*Extracts from a graphics dataset*:
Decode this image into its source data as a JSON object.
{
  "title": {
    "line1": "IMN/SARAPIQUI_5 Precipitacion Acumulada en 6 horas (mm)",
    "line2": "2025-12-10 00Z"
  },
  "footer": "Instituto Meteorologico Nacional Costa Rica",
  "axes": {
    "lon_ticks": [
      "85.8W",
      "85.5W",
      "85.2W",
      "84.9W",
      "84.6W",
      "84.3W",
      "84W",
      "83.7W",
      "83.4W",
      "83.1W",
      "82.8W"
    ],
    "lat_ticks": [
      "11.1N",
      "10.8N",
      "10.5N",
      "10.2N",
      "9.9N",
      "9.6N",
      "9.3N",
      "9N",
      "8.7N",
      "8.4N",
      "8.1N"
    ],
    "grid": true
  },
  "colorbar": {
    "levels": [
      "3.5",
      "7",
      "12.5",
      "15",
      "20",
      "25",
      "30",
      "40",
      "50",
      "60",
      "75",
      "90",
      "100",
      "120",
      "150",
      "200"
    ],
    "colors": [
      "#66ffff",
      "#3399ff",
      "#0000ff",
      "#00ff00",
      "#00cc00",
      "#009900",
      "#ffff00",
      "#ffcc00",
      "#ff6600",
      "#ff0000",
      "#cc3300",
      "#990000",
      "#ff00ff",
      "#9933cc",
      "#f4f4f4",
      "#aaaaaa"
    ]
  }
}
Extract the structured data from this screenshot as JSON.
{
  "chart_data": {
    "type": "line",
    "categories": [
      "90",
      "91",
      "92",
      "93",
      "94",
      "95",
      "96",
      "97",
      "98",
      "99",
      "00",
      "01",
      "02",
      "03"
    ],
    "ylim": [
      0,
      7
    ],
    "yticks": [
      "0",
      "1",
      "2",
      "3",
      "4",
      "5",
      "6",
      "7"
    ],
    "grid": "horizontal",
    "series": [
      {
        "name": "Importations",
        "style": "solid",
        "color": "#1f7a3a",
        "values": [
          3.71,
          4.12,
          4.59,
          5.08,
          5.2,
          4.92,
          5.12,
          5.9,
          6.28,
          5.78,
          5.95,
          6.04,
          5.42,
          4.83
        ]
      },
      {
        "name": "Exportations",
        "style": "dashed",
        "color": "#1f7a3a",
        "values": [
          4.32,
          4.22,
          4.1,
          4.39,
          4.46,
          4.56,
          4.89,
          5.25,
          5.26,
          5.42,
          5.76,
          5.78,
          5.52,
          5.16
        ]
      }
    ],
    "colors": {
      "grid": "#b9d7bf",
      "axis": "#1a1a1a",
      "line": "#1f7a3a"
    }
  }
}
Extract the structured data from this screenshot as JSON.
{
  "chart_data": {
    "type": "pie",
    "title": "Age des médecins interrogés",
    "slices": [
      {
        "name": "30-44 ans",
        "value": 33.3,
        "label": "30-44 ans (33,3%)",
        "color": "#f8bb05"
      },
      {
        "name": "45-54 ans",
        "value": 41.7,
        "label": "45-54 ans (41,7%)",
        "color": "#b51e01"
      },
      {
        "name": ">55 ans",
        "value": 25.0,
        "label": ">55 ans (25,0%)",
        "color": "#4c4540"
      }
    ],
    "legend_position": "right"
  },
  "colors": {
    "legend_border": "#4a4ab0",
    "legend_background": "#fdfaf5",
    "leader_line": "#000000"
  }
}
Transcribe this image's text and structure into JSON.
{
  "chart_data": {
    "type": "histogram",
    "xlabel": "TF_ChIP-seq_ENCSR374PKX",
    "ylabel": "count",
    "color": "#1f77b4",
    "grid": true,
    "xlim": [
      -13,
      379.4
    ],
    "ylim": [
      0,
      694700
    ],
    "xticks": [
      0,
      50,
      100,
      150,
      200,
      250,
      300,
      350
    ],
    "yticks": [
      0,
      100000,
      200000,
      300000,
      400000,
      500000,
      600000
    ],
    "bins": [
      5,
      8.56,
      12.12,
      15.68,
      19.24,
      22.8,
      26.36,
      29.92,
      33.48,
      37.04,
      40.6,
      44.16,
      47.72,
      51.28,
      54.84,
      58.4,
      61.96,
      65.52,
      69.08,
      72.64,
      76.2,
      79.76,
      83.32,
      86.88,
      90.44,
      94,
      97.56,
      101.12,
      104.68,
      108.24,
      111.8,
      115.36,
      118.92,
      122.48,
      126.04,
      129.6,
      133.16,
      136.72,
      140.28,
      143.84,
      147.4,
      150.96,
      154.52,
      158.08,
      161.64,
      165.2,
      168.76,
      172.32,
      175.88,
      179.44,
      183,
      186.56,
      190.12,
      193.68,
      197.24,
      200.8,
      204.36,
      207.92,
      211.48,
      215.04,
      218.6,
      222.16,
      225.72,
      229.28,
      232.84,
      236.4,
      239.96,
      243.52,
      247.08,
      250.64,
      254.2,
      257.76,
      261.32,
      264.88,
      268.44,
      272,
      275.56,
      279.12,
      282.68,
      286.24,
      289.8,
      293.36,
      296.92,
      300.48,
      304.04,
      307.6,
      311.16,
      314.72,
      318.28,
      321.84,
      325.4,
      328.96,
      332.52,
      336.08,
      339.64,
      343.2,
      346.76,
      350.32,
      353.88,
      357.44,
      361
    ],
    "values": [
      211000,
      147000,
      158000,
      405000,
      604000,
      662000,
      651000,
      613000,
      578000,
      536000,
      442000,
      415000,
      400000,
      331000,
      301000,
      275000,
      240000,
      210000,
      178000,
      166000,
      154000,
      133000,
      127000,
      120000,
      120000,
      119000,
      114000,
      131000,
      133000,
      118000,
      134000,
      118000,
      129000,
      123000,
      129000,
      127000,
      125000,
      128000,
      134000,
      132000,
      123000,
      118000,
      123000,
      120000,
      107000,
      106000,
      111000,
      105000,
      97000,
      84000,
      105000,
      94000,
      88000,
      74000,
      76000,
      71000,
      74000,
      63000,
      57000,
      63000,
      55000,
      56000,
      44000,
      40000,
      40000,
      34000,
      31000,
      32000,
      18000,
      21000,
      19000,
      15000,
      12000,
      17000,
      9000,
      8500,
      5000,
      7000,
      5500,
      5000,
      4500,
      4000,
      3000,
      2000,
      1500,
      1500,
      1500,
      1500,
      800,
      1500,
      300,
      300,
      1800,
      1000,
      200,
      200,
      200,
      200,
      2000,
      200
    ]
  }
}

*WORK INSTRUCTIONS*:
Repeat the material from above exactly, word for word.

*WORKED SOLUTION*:
Decode this image into its source data as a JSON object.
{
  "title": {
    "line1": "IMN/SARAPIQUI_5 Precipitacion Acumulada en 6 horas (mm)",
    "line2": "2025-12-10 00Z"
  },
  "footer": "Instituto Meteorologico Nacional Costa Rica",
  "axes": {
    "lon_ticks": [
      "85.8W",
      "85.5W",
      "85.2W",
      "84.9W",
      "84.6W",
      "84.3W",
      "84W",
      "83.7W",
      "83.4W",
      "83.1W",
      "82.8W"
    ],
    "lat_ticks": [
      "11.1N",
      "10.8N",
      "10.5N",
      "10.2N",
      "9.9N",
      "9.6N",
      "9.3N",
      "9N",
      "8.7N",
      "8.4N",
      "8.1N"
    ],
    "grid": true
  },
  "colorbar": {
    "levels": [
      "3.5",
      "7",
      "12.5",
      "15",
      "20",
      "25",
      "30",
      "40",
      "50",
      "60",
      "75",
      "90",
      "100",
      "120",
      "150",
      "200"
    ],
    "colors": [
      "#66ffff",
      "#3399ff",
      "#0000ff",
      "#00ff00",
      "#00cc00",
      "#009900",
      "#ffff00",
      "#ffcc00",
      "#ff6600",
      "#ff0000",
      "#cc3300",
      "#990000",
      "#ff00ff",
      "#9933cc",
      "#f4f4f4",
      "#aaaaaa"
    ]
  }
}
Extract the structured data from this screenshot as JSON.
{
  "chart_data": {
    "type": "line",
    "categories": [
      "90",
      "91",
      "92",
      "93",
      "94",
      "95",
      "96",
      "97",
      "98",
      "99",
      "00",
      "01",
      "02",
      "03"
    ],
    "ylim": [
      0,
      7
    ],
    "yticks": [
      "0",
      "1",
      "2",
      "3",
      "4",
      "5",
      "6",
      "7"
    ],
    "grid": "horizontal",
    "series": [
      {
        "name": "Importations",
        "style": "solid",
        "color": "#1f7a3a",
        "values": [
          3.71,
          4.12,
          4.59,
          5.08,
          5.2,
          4.92,
          5.12,
          5.9,
          6.28,
          5.78,
          5.95,
          6.04,
          5.42,
          4.83
        ]
      },
      {
        "name": "Exportations",
        "style": "dashed",
        "color": "#1f7a3a",
        "values": [
          4.32,
          4.22,
          4.1,
          4.39,
          4.46,
          4.56,
          4.89,
          5.25,
          5.26,
          5.42,
          5.76,
          5.78,
          5.52,
          5.16
        ]
      }
    ],
    "colors": {
      "grid": "#b9d7bf",
      "axis": "#1a1a1a",
      "line": "#1f7a3a"
    }
  }
}
Extract the structured data from this screenshot as JSON.
{
  "chart_data": {
    "type": "pie",
    "title": "Age des médecins interrogés",
    "slices": [
      {
        "name": "30-44 ans",
        "value": 33.3,
        "label": "30-44 ans (33,3%)",
        "color": "#f8bb05"
      },
      {
        "name": "45-54 ans",
        "value": 41.7,
        "label": "45-54 ans (41,7%)",
        "color": "#b51e01"
      },
      {
        "name": ">55 ans",
        "value": 25.0,
        "label": ">55 ans (25,0%)",
        "color": "#4c4540"
      }
    ],
    "legend_position": "right"
  },
  "colors": {
    "legend_border": "#4a4ab0",
    "legend_background": "#fdfaf5",
    "leader_line": "#000000"
  }
}
Transcribe this image's text and structure into JSON.
{
  "chart_data": {
    "type": "histogram",
    "xlabel": "TF_ChIP-seq_ENCSR374PKX",
    "ylabel": "count",
    "color": "#1f77b4",
    "grid": true,
    "xlim": [
      -13,
      379.4
    ],
    "ylim": [
      0,
      694700
    ],
    "xticks": [
      0,
      50,
      100,
      150,
      200,
      250,
      300,
      350
    ],
    "yticks": [
      0,
      100000,
      200000,
      300000,
      400000,
      500000,
      600000
    ],
    "bins": [
      5,
      8.56,
      12.12,
      15.68,
      19.24,
      22.8,
      26.36,
      29.92,
      33.48,
      37.04,
      40.6,
      44.16,
      47.72,
      51.28,
      54.84,
      58.4,
      61.96,
      65.52,
      69.08,
      72.64,
      76.2,
      79.76,
      83.32,
      86.88,
      90.44,
      94,
      97.56,
      101.12,
      104.68,
      108.24,
      111.8,
      115.36,
      118.92,
      122.48,
      126.04,
      129.6,
      133.16,
      136.72,
      140.28,
      143.84,
      147.4,
      150.96,
      154.52,
      158.08,
      161.64,
      165.2,
      168.76,
      172.32,
      175.88,
      179.44,
      183,
      186.56,
      190.12,
      193.68,
      197.24,
      200.8,
      204.36,
      207.92,
      211.48,
      215.04,
      218.6,
      222.16,
      225.72,
      229.28,
      232.84,
      236.4,
      239.96,
      243.52,
      247.08,
      250.64,
      254.2,
      257.76,
      261.32,
      264.88,
      268.44,
      272,
      275.56,
      279.12,
      282.68,
      286.24,
      289.8,
      293.36,
      296.92,
      300.48,
      304.04,
      307.6,
      311.16,
      314.72,
      318.28,
      321.84,
      325.4,
      328.96,
      332.52,
      336.08,
      339.64,
      343.2,
      346.76,
      350.32,
      353.88,
      357.44,
      361
    ],
    "values": [
      211000,
      147000,
      158000,
      405000,
      604000,
      662000,
      651000,
      613000,
      578000,
      536000,
      442000,
      415000,
      400000,
      331000,
      301000,
      275000,
      240000,
      210000,
      178000,
      166000,
      154000,
      133000,
      127000,
      120000,
      120000,
      119000,
      114000,
      131000,
      133000,
      118000,
      134000,
      118000,
      129000,
      123000,
      129000,
      127000,
      125000,
      128000,
      134000,
      132000,
      123000,
      118000,
      123000,
      120000,
      107000,
      106000,
      111000,
      105000,
      97000,
      84000,
      105000,
      94000,
      88000,
      74000,
      76000,
      71000,
      74000,
      63000,
      57000,
      63000,
      55000,
      56000,
      44000,
      40000,
      40000,
      34000,
      31000,
      32000,
      18000,
      21000,
      19000,
      15000,
      12000,
      17000,
      9000,
      8500,
      5000,
      7000,
      5500,
      5000,
      4500,
      4000,
      3000,
      2000,
      1500,
      1500,
      1500,
      1500,
      800,
      1500,
      300,
      300,
      1800,
      1000,
      200,
      200,
      200,
      200,
      2000,
      200
    ]
  }
}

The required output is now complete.